- [EXERCISE GOAL] Write out, precisely and in full, each line of the material.

- [SUPPLIED ENTRIES]
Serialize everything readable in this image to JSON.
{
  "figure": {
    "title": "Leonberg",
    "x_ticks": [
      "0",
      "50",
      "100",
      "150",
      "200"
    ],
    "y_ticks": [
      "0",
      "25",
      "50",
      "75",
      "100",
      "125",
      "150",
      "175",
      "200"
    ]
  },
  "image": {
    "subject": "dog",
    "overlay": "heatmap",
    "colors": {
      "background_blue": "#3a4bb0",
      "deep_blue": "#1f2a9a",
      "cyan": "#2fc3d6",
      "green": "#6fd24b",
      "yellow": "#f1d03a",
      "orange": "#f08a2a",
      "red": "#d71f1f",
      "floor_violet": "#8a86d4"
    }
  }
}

- [PROBLEM SOLUTION]
Serialize everything readable in this image to JSON.
{
  "figure": {
    "title": "Leonberg",
    "x_ticks": [
      "0",
      "50",
      "100",
      "150",
      "200"
    ],
    "y_ticks": [
      "0",
      "25",
      "50",
      "75",
      "100",
      "125",
      "150",
      "175",
      "200"
    ]
  },
  "image": {
    "subject": "dog",
    "overlay": "heatmap",
    "colors": {
      "background_blue": "#3a4bb0",
      "deep_blue": "#1f2a9a",
      "cyan": "#2fc3d6",
      "green": "#6fd24b",
      "yellow": "#f1d03a",
      "orange": "#f08a2a",
      "red": "#d71f1f",
      "floor_violet": "#8a86d4"
    }
  }
}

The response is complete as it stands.